== TASK GOAL ==
In the records below, pick out all lines containing the word "time".

== GIVEN ENTRIES ==
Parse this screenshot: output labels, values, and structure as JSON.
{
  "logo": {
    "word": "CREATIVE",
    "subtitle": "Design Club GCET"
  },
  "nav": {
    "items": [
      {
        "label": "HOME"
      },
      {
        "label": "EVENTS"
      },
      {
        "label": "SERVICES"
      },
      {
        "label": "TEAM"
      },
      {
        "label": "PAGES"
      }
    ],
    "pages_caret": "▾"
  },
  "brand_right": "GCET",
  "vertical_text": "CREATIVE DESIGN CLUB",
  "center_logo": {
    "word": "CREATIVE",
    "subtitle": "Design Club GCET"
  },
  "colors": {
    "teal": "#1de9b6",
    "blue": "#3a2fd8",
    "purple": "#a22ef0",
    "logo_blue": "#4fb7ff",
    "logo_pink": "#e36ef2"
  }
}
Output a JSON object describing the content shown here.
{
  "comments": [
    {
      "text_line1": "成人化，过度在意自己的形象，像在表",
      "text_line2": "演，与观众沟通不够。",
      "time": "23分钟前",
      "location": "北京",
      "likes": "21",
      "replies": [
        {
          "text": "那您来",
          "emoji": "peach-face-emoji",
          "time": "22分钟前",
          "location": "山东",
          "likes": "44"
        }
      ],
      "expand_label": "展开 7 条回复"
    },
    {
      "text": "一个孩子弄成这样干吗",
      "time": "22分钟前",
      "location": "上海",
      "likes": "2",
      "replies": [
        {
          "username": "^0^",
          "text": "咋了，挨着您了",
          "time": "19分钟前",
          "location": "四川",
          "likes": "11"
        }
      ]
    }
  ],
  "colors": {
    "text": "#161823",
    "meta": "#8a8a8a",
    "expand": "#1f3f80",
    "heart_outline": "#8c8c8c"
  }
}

== RESULT ==
      "time": "23分钟前",
          "time": "22分钟前",
      "time": "22分钟前",
          "time": "19分钟前",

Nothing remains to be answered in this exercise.